- _Set exercise_:
Locate each line in the data below that contains the string "Otomatik", with uppercase and lowercase treated as distinct, and copy every such line in full.

- _Provided data_:
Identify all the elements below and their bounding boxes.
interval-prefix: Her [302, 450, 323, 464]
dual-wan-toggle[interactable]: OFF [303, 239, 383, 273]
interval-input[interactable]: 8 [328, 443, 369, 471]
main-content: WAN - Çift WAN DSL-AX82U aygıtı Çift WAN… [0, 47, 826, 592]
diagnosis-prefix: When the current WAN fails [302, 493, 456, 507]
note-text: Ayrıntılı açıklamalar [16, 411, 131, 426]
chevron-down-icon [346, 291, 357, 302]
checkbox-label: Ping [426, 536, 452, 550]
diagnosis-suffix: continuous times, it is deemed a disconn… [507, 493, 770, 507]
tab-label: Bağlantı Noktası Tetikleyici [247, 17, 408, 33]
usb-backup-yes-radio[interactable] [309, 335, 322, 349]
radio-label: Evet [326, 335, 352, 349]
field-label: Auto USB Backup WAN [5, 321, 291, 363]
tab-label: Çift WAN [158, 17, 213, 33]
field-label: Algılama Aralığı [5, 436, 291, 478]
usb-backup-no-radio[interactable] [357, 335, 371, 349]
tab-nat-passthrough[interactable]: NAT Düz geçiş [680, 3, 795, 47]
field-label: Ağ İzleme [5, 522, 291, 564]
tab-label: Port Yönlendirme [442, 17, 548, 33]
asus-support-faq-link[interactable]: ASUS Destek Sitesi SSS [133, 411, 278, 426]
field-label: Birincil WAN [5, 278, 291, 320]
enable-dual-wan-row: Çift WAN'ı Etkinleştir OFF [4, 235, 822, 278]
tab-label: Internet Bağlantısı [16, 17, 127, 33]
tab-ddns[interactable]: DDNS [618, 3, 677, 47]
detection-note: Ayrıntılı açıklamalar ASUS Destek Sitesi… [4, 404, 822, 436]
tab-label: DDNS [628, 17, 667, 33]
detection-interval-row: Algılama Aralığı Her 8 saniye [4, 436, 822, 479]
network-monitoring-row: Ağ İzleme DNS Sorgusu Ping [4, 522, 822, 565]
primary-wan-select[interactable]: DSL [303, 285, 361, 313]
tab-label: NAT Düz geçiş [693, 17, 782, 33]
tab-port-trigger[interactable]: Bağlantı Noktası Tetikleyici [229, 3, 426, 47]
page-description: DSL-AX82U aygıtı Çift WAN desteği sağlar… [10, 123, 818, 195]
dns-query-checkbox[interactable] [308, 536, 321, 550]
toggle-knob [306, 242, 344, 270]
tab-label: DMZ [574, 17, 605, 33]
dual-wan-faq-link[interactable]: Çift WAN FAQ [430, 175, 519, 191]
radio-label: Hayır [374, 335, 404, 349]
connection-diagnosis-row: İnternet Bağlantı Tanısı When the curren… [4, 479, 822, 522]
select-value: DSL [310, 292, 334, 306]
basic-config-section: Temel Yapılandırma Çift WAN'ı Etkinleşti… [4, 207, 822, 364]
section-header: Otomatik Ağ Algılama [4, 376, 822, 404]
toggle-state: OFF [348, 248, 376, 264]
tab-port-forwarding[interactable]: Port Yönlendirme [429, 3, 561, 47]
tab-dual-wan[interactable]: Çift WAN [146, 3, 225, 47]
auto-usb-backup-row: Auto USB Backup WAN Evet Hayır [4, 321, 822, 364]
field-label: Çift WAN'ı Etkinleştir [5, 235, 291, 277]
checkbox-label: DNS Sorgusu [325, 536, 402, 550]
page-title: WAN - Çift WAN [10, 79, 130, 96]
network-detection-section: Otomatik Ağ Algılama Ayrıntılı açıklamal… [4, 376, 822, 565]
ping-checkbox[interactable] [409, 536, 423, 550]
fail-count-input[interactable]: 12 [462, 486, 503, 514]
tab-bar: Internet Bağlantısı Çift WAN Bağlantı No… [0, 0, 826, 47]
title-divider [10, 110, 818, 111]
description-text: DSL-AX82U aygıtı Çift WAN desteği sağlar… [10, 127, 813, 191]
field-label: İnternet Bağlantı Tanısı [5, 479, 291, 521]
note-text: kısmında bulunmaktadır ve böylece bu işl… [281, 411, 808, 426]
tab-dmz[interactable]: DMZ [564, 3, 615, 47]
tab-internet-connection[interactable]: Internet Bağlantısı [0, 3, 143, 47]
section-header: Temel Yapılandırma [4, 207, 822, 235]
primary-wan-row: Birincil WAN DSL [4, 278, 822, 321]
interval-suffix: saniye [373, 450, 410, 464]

- _Written response_:
section-header: Otomatik Ağ Algılama [4, 376, 822, 404]
network-detection-section: Otomatik Ağ Algılama Ayrıntılı açıklamal… [4, 376, 822, 565]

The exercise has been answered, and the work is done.